**Records for this task**.
+ + +
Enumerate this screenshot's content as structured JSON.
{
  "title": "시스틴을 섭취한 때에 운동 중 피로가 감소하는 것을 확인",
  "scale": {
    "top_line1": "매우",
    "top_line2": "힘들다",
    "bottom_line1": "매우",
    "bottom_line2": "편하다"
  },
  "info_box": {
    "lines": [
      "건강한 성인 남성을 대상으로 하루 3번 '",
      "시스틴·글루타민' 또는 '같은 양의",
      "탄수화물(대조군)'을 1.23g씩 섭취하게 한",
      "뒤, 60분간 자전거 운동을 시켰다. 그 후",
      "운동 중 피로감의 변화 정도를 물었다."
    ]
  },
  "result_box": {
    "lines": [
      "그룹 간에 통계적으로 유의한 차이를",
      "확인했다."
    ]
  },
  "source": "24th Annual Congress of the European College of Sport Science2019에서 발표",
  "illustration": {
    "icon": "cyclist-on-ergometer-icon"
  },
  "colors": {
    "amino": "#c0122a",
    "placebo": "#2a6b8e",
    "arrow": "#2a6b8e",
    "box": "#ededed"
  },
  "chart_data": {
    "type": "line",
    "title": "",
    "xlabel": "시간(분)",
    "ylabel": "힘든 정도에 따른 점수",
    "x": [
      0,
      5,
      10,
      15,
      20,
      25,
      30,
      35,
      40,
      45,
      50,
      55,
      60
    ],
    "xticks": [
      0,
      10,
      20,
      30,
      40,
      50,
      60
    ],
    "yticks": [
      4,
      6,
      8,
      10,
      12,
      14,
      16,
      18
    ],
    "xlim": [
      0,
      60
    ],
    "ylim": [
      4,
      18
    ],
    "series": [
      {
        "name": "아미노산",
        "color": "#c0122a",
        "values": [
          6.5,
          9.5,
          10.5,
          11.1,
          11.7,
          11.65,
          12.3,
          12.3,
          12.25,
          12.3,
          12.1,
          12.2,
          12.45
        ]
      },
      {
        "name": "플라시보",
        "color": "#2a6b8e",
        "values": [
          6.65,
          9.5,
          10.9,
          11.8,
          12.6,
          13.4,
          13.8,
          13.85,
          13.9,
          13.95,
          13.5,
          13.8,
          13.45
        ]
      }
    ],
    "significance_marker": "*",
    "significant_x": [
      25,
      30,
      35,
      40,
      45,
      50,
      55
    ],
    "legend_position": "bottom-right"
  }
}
+ + +
**Instructions for the task**.
Find all lines holding the string "title" and copy them.

**Result of the task**.
  "title": "시스틴을 섭취한 때에 운동 중 피로가 감소하는 것을 확인",
    "title": "",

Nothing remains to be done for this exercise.